◆ What is being asked ◆
Print the records exactly. Every mark must remain.

◆ Records supplied ◆
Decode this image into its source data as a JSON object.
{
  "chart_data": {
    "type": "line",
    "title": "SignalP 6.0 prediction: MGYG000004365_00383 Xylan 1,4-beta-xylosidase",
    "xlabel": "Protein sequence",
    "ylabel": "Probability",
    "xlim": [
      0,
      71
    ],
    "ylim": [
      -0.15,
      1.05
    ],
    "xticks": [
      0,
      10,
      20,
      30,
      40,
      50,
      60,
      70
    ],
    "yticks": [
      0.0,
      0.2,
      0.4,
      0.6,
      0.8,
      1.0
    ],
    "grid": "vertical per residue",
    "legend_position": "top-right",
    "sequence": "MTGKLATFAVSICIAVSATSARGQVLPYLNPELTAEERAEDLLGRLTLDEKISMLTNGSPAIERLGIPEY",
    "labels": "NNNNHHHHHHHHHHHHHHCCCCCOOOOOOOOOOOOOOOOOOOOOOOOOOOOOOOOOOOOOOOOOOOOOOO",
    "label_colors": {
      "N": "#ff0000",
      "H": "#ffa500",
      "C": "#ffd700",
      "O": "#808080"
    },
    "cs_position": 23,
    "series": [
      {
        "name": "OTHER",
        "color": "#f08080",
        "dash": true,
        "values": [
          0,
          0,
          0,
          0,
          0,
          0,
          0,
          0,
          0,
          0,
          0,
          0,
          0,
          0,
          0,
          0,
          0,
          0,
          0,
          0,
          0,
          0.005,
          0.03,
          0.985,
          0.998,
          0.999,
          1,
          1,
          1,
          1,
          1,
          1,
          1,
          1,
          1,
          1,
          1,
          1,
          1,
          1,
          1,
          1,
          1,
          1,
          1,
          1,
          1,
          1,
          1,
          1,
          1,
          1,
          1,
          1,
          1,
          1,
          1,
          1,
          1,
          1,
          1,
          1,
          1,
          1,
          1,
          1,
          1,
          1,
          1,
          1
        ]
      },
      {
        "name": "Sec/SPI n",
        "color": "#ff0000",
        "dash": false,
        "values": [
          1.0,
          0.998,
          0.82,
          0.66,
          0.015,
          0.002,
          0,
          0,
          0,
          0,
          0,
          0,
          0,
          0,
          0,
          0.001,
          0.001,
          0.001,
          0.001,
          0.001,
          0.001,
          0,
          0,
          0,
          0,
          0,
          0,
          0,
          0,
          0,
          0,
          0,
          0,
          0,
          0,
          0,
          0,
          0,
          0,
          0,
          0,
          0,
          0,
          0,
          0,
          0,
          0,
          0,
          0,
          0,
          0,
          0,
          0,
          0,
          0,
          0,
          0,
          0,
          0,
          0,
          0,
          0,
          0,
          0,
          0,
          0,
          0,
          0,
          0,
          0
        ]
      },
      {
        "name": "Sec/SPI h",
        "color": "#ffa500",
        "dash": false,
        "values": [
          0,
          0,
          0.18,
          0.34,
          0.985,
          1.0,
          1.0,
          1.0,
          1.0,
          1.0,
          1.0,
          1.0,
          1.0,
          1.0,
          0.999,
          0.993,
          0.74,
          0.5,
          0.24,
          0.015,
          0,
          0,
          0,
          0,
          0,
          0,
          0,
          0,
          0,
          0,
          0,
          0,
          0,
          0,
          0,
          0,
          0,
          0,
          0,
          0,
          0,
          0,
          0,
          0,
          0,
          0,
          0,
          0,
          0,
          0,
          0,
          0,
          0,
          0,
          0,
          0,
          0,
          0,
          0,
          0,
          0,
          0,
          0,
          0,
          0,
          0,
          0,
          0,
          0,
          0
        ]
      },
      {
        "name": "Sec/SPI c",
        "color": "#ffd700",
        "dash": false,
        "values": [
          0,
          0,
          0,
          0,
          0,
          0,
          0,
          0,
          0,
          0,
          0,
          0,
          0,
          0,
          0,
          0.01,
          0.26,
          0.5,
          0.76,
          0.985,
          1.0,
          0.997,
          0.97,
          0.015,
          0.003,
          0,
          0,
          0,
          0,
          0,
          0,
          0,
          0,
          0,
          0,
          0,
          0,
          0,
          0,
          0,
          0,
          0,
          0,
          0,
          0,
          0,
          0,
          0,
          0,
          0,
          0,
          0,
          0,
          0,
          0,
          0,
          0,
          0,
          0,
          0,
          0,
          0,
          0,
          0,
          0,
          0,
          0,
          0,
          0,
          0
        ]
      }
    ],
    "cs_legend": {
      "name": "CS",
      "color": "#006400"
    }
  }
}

◆ Answer box ◆
Decode this image into its source data as a JSON object.
{
  "chart_data": {
    "type": "line",
    "title": "SignalP 6.0 prediction: MGYG000004365_00383 Xylan 1,4-beta-xylosidase",
    "xlabel": "Protein sequence",
    "ylabel": "Probability",
    "xlim": [
      0,
      71
    ],
    "ylim": [
      -0.15,
      1.05
    ],
    "xticks": [
      0,
      10,
      20,
      30,
      40,
      50,
      60,
      70
    ],
    "yticks": [
      0.0,
      0.2,
      0.4,
      0.6,
      0.8,
      1.0
    ],
    "grid": "vertical per residue",
    "legend_position": "top-right",
    "sequence": "MTGKLATFAVSICIAVSATSARGQVLPYLNPELTAEERAEDLLGRLTLDEKISMLTNGSPAIERLGIPEY",
    "labels": "NNNNHHHHHHHHHHHHHHCCCCCOOOOOOOOOOOOOOOOOOOOOOOOOOOOOOOOOOOOOOOOOOOOOOO",
    "label_colors": {
      "N": "#ff0000",
      "H": "#ffa500",
      "C": "#ffd700",
      "O": "#808080"
    },
    "cs_position": 23,
    "series": [
      {
        "name": "OTHER",
        "color": "#f08080",
        "dash": true,
        "values": [
          0,
          0,
          0,
          0,
          0,
          0,
          0,
          0,
          0,
          0,
          0,
          0,
          0,
          0,
          0,
          0,
          0,
          0,
          0,
          0,
          0,
          0.005,
          0.03,
          0.985,
          0.998,
          0.999,
          1,
          1,
          1,
          1,
          1,
          1,
          1,
          1,
          1,
          1,
          1,
          1,
          1,
          1,
          1,
          1,
          1,
          1,
          1,
          1,
          1,
          1,
          1,
          1,
          1,
          1,
          1,
          1,
          1,
          1,
          1,
          1,
          1,
          1,
          1,
          1,
          1,
          1,
          1,
          1,
          1,
          1,
          1,
          1
        ]
      },
      {
        "name": "Sec/SPI n",
        "color": "#ff0000",
        "dash": false,
        "values": [
          1.0,
          0.998,
          0.82,
          0.66,
          0.015,
          0.002,
          0,
          0,
          0,
          0,
          0,
          0,
          0,
          0,
          0,
          0.001,
          0.001,
          0.001,
          0.001,
          0.001,
          0.001,
          0,
          0,
          0,
          0,
          0,
          0,
          0,
          0,
          0,
          0,
          0,
          0,
          0,
          0,
          0,
          0,
          0,
          0,
          0,
          0,
          0,
          0,
          0,
          0,
          0,
          0,
          0,
          0,
          0,
          0,
          0,
          0,
          0,
          0,
          0,
          0,
          0,
          0,
          0,
          0,
          0,
          0,
          0,
          0,
          0,
          0,
          0,
          0,
          0
        ]
      },
      {
        "name": "Sec/SPI h",
        "color": "#ffa500",
        "dash": false,
        "values": [
          0,
          0,
          0.18,
          0.34,
          0.985,
          1.0,
          1.0,
          1.0,
          1.0,
          1.0,
          1.0,
          1.0,
          1.0,
          1.0,
          0.999,
          0.993,
          0.74,
          0.5,
          0.24,
          0.015,
          0,
          0,
          0,
          0,
          0,
          0,
          0,
          0,
          0,
          0,
          0,
          0,
          0,
          0,
          0,
          0,
          0,
          0,
          0,
          0,
          0,
          0,
          0,
          0,
          0,
          0,
          0,
          0,
          0,
          0,
          0,
          0,
          0,
          0,
          0,
          0,
          0,
          0,
          0,
          0,
          0,
          0,
          0,
          0,
          0,
          0,
          0,
          0,
          0,
          0
        ]
      },
      {
        "name": "Sec/SPI c",
        "color": "#ffd700",
        "dash": false,
        "values": [
          0,
          0,
          0,
          0,
          0,
          0,
          0,
          0,
          0,
          0,
          0,
          0,
          0,
          0,
          0,
          0.01,
          0.26,
          0.5,
          0.76,
          0.985,
          1.0,
          0.997,
          0.97,
          0.015,
          0.003,
          0,
          0,
          0,
          0,
          0,
          0,
          0,
          0,
          0,
          0,
          0,
          0,
          0,
          0,
          0,
          0,
          0,
          0,
          0,
          0,
          0,
          0,
          0,
          0,
          0,
          0,
          0,
          0,
          0,
          0,
          0,
          0,
          0,
          0,
          0,
          0,
          0,
          0,
          0,
          0,
          0,
          0,
          0,
          0,
          0
        ]
      }
    ],
    "cs_legend": {
      "name": "CS",
      "color": "#006400"
    }
  }
}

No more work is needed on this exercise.